Keep only the lines of the listing that include the word "schemas", and copy them.

======== SUPPLIED MATERIAL ========

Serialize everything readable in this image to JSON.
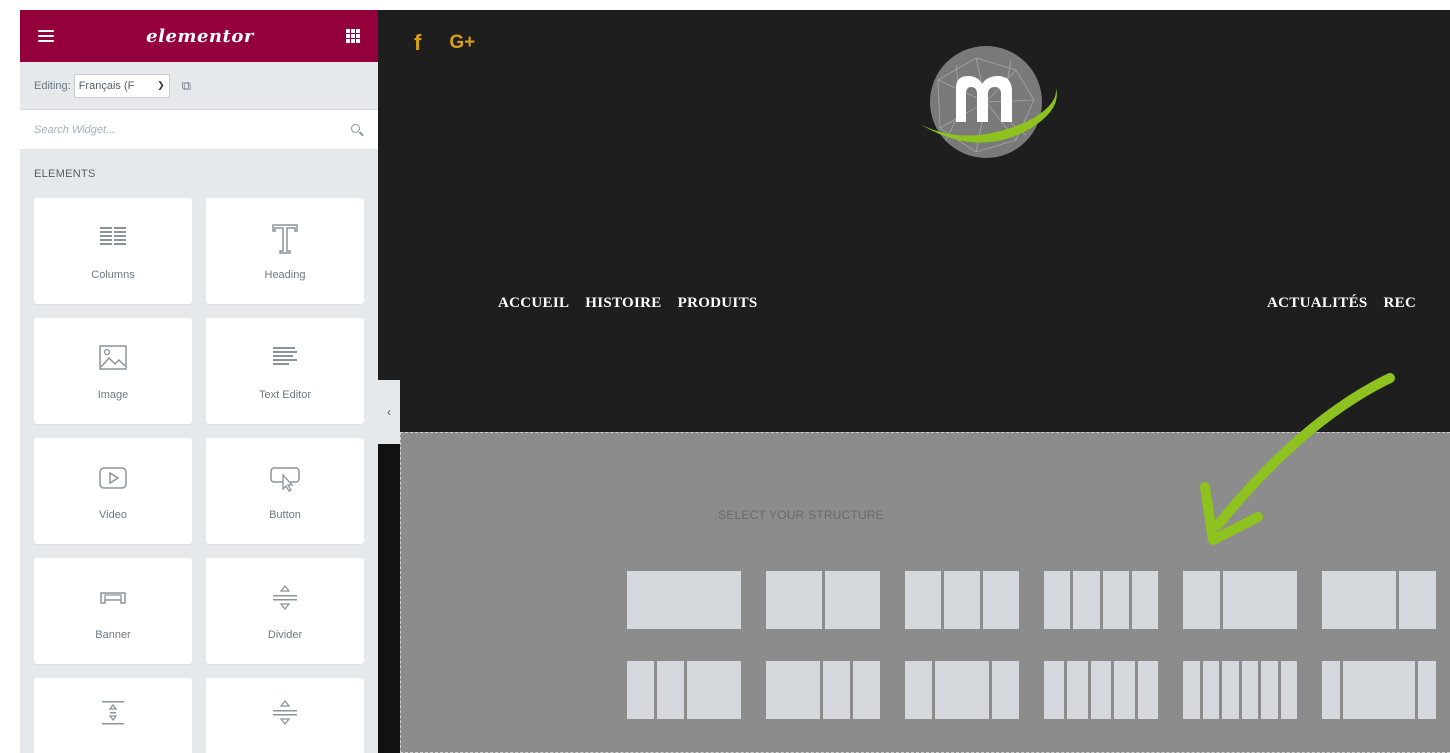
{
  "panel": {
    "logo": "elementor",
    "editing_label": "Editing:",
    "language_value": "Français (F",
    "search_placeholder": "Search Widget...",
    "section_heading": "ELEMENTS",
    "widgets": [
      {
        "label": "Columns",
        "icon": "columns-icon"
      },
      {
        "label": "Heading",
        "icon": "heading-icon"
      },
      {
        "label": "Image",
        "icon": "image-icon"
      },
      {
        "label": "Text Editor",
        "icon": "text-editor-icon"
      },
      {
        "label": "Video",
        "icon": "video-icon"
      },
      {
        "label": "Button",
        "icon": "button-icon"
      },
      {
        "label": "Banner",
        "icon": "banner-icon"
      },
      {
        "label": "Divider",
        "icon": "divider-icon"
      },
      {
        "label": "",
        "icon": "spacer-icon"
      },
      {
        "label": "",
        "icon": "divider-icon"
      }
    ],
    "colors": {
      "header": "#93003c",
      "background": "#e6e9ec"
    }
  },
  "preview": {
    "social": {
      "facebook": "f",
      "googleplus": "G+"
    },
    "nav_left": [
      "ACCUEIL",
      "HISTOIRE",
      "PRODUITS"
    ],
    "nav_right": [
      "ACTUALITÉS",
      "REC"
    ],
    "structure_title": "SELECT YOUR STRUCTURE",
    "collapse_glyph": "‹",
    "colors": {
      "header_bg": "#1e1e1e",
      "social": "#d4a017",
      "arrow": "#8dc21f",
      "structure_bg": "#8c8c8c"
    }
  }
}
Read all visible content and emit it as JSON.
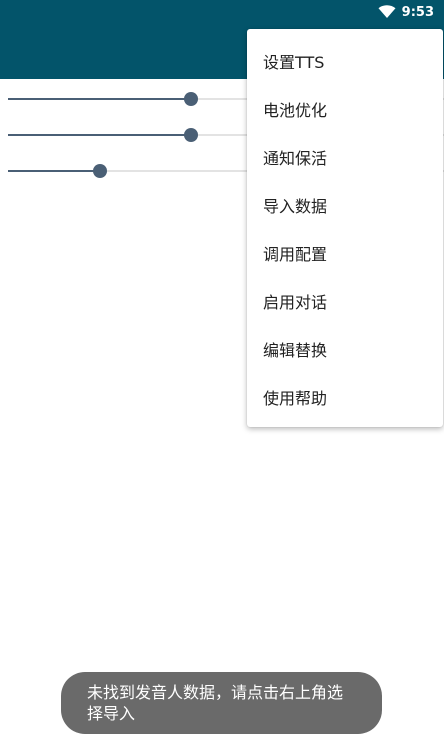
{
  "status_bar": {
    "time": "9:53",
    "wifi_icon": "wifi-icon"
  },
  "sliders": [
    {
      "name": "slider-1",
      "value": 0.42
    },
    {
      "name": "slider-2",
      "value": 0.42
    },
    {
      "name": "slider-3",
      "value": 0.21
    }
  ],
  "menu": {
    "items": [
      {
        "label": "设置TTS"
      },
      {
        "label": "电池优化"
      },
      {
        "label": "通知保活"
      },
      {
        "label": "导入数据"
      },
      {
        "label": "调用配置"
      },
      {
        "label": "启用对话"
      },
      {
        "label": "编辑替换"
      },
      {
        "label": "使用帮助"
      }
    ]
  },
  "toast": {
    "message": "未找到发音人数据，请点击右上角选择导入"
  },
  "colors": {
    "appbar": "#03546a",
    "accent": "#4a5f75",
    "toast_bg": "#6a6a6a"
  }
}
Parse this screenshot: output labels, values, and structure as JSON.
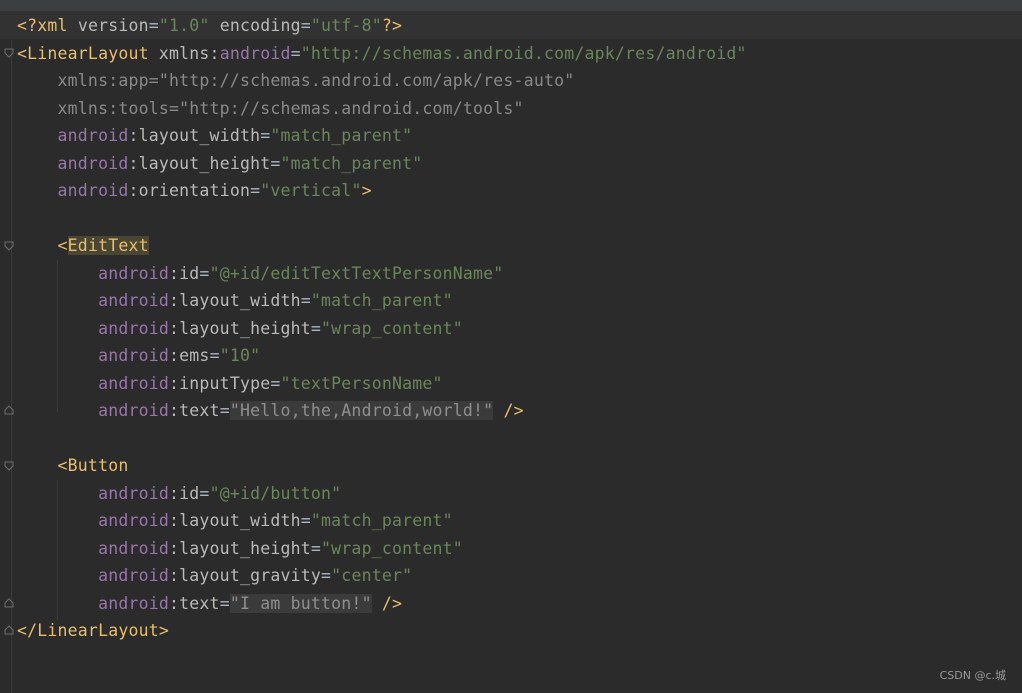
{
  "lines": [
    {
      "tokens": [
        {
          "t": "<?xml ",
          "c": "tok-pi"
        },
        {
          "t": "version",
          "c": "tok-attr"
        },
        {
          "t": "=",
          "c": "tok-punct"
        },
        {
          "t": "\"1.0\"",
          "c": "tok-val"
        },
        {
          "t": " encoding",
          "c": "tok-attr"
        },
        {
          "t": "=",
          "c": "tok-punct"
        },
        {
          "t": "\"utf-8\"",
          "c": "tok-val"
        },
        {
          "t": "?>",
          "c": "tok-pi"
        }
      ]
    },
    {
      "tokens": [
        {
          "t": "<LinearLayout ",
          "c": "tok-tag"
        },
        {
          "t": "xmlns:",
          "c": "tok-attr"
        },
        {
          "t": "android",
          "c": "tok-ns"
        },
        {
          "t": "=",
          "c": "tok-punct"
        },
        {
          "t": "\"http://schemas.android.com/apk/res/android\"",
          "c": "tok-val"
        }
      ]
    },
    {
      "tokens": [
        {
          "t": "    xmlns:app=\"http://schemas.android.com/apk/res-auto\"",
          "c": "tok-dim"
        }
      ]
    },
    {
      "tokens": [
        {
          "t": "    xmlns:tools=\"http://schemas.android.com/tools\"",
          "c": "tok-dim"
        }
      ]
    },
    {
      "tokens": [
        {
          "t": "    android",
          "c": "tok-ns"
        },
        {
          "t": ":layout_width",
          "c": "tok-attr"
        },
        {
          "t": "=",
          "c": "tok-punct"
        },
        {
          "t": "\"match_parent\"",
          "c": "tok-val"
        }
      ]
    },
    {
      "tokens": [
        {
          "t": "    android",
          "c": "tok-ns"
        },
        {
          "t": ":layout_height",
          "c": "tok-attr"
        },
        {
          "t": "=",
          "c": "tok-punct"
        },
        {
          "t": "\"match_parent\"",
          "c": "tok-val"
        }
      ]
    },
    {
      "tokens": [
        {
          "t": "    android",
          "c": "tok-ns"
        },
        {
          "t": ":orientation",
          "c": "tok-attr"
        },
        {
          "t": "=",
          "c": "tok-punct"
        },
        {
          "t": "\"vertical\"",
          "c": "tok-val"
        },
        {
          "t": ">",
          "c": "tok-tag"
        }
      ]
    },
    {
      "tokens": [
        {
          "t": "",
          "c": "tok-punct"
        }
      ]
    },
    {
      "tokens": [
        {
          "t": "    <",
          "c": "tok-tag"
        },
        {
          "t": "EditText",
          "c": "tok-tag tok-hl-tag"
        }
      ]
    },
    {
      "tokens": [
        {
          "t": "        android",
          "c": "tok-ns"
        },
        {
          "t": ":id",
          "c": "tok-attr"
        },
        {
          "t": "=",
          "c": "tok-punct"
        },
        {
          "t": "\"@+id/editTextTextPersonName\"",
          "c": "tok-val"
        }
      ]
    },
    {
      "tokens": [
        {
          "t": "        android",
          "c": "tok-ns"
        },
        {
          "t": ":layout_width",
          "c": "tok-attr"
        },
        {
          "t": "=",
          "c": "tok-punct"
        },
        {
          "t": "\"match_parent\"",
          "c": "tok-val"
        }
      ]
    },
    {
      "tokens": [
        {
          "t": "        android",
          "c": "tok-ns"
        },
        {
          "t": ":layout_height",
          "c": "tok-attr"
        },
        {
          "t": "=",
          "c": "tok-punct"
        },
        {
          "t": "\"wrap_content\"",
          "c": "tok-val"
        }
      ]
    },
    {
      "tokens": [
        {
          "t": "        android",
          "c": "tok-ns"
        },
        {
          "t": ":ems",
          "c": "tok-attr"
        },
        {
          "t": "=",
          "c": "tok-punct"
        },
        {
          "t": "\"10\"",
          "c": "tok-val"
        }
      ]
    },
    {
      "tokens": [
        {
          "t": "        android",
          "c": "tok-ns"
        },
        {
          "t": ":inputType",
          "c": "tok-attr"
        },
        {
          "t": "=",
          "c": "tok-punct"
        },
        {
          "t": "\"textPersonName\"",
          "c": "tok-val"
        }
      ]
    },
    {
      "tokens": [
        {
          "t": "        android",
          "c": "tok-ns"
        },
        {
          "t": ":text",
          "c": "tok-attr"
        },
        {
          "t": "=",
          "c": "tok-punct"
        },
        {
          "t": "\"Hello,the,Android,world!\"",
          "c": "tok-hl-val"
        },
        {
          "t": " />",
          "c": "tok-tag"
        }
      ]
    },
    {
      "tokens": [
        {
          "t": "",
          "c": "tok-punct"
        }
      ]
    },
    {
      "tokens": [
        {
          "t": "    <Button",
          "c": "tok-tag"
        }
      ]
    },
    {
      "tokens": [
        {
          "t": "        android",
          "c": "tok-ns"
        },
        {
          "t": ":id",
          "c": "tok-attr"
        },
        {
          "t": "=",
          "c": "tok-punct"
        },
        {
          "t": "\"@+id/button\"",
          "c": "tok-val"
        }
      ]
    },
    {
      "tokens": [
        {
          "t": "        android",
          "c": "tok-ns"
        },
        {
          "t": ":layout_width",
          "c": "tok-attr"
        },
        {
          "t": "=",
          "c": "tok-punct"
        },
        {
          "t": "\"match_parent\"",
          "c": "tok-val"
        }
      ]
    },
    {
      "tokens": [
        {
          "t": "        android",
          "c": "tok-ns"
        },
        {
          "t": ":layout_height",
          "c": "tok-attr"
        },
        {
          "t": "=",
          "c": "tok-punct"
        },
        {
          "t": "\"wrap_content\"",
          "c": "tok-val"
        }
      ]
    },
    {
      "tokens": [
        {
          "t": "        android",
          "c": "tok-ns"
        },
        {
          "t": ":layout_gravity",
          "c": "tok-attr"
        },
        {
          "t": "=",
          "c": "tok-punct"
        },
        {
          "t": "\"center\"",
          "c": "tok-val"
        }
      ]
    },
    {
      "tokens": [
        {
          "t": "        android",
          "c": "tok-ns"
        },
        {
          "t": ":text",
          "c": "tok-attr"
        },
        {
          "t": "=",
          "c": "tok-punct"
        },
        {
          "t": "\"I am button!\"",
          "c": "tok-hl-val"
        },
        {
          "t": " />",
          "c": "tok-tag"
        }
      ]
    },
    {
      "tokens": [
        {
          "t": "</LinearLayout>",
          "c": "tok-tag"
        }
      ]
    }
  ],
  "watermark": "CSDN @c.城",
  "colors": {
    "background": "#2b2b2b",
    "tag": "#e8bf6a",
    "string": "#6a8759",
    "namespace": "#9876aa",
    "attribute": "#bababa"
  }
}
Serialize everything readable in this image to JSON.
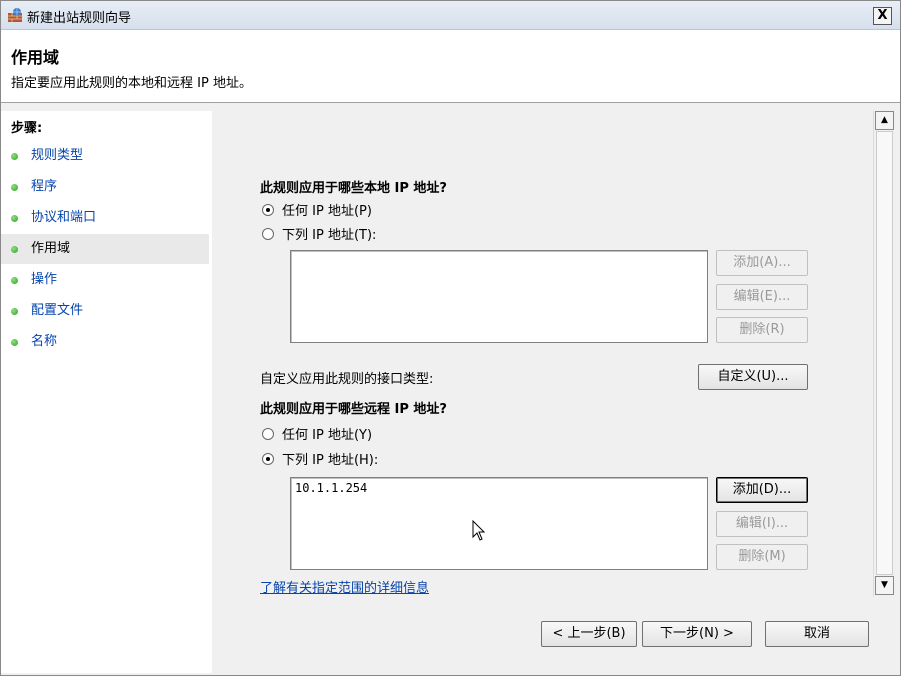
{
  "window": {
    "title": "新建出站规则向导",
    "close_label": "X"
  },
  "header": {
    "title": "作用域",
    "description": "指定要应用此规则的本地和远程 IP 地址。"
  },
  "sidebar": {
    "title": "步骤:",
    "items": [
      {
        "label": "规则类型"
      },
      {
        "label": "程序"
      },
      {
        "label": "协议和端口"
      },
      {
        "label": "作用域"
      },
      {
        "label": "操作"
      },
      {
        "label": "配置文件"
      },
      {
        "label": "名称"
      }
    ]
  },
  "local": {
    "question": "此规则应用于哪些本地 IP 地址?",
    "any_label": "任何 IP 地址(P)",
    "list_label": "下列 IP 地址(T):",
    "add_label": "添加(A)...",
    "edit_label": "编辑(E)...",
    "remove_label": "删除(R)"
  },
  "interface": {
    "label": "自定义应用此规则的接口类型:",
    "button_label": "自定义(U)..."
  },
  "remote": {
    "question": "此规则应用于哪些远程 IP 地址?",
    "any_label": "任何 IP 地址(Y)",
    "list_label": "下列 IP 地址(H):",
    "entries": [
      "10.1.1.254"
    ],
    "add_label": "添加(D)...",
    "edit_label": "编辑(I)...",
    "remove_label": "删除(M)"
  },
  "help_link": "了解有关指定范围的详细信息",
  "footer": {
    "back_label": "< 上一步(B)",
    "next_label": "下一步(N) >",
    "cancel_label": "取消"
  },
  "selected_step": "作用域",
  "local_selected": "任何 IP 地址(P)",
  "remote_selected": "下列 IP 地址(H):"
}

========

#### WRITTEN SOLUTION
          "t": "\"http://schemas.android.com/apk/res/android\"",
          "t": "    xmlns:app=\"http://schemas.android.com/apk/res-auto\"",
          "t": "    xmlns:tools=\"http://schemas.android.com/tools\"",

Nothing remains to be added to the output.